'''
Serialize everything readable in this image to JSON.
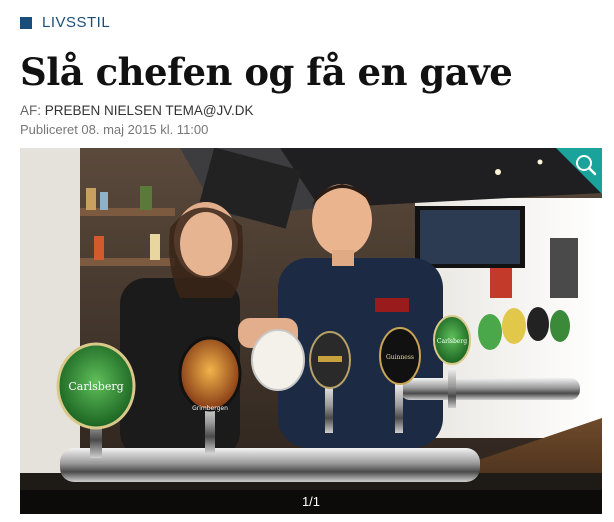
{
  "category": {
    "label": "LIVSSTIL",
    "color": "#1a4e7a"
  },
  "article": {
    "title": "Slå chefen og få en gave",
    "byline_prefix": "AF:",
    "byline_text": "PREBEN NIELSEN TEMA@JV.DK",
    "published": "Publiceret 08. maj 2015 kl. 11:00"
  },
  "gallery": {
    "counter": "1/1",
    "zoom_icon": "magnifier-icon",
    "accent_color": "#1aa39a"
  },
  "tap_labels": [
    "Carlsberg",
    "Grimbergen",
    "Guinness",
    "Carlsberg"
  ]
}
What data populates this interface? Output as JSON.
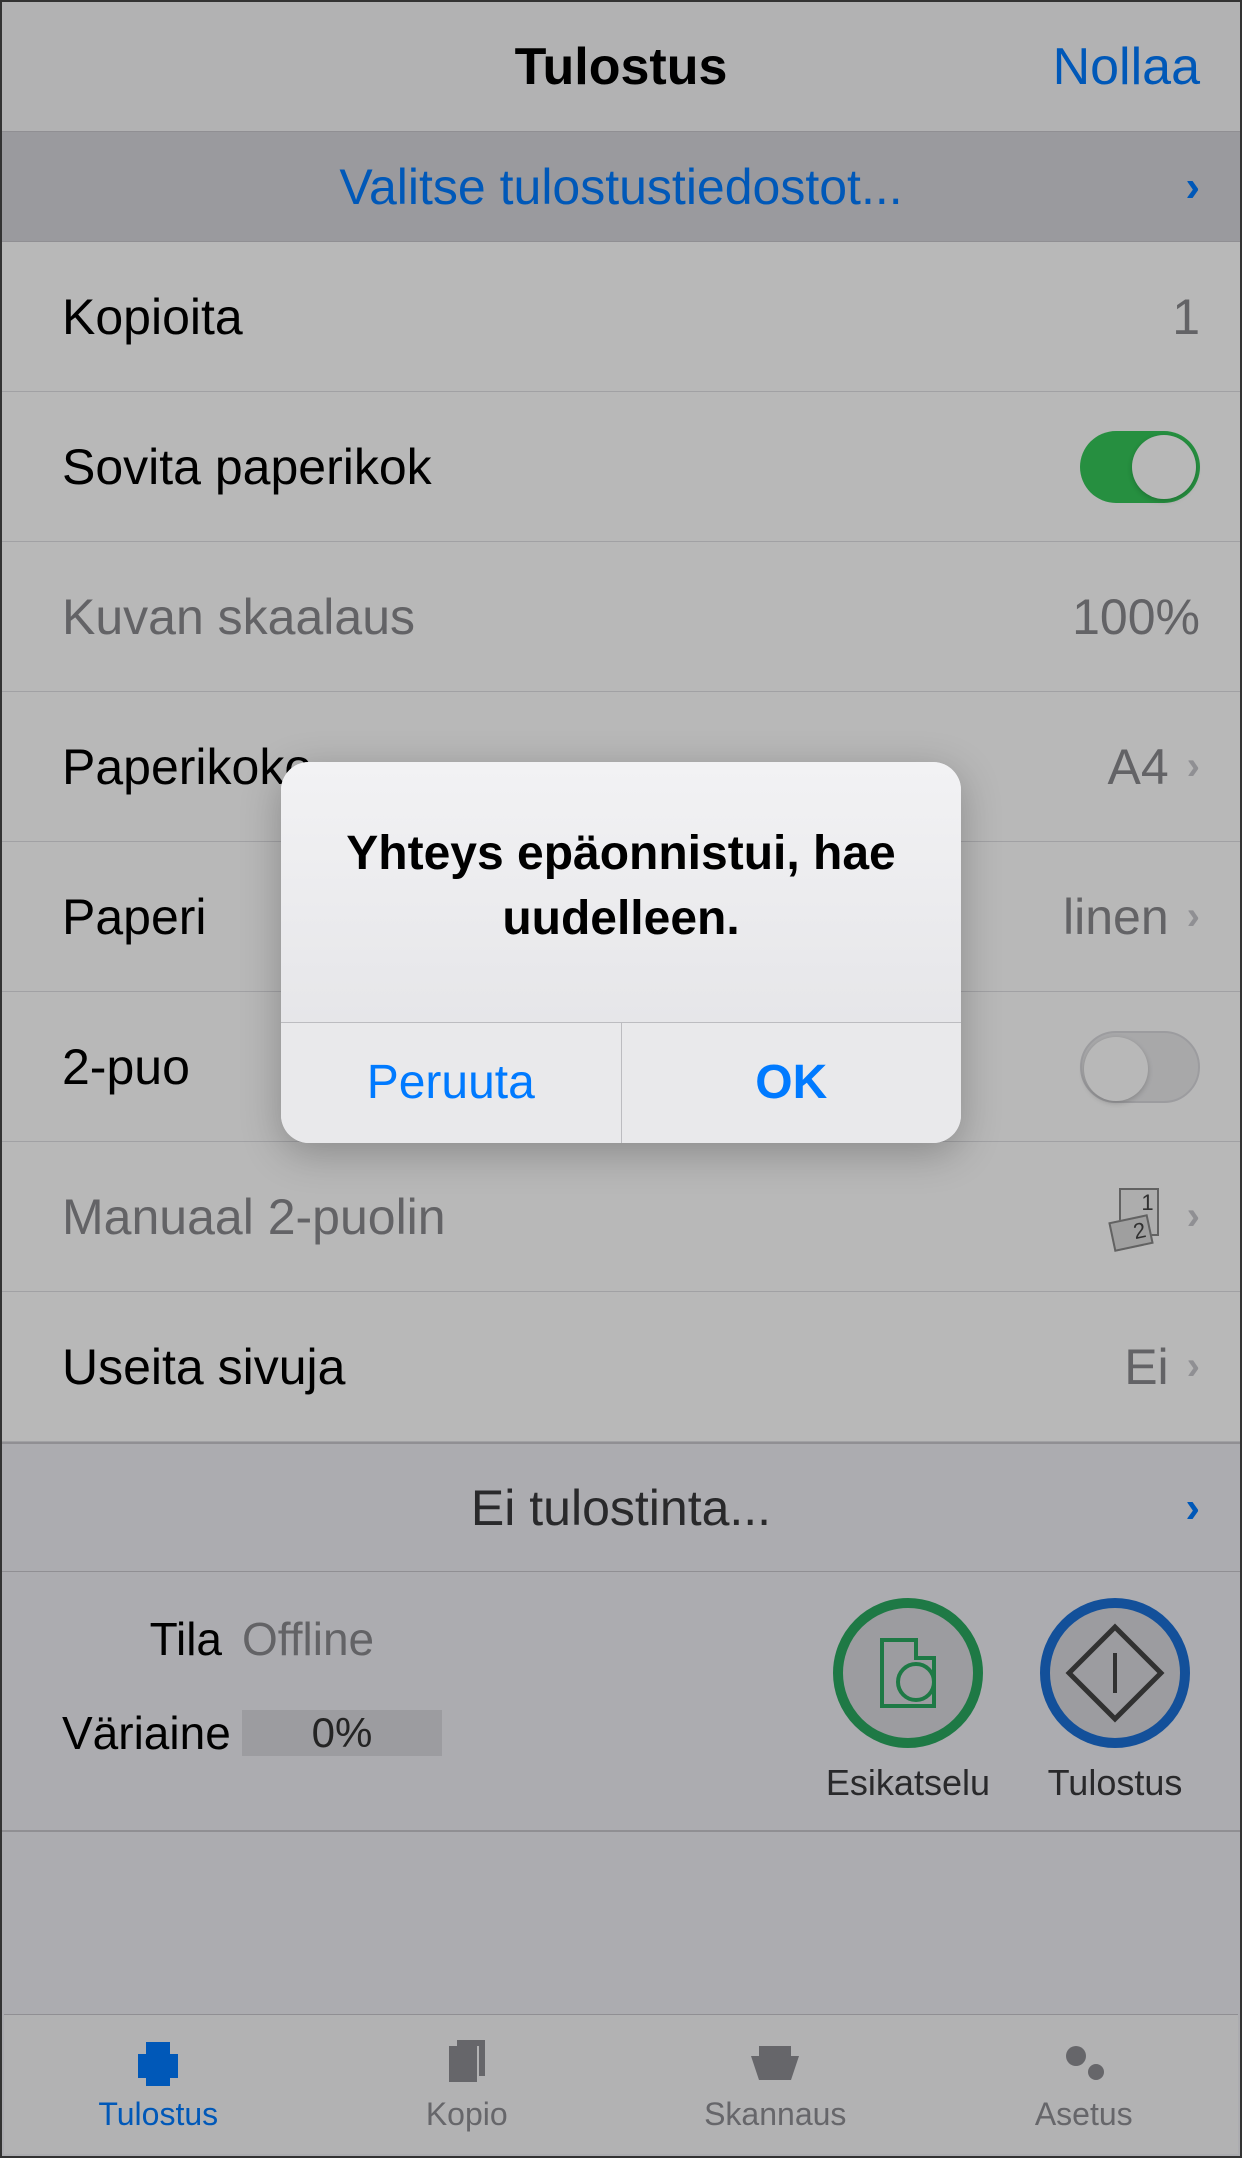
'''
* [Objective] Pictures are excluded; copy all other data exactly as shown.

* [Task answer]
Serialize everything readable in this image to JSON.
{
  "category": {
    "label": "LIVSSTIL",
    "color": "#1a4e7a"
  },
  "article": {
    "title": "Slå chefen og få en gave",
    "byline_prefix": "AF:",
    "byline_text": "PREBEN NIELSEN TEMA@JV.DK",
    "published": "Publiceret 08. maj 2015 kl. 11:00"
  },
  "gallery": {
    "counter": "1/1",
    "zoom_icon": "magnifier-icon",
    "accent_color": "#1aa39a"
  },
  "tap_labels": [
    "Carlsberg",
    "Grimbergen",
    "Guinness",
    "Carlsberg"
  ]
}
What data populates this interface? Output as JSON.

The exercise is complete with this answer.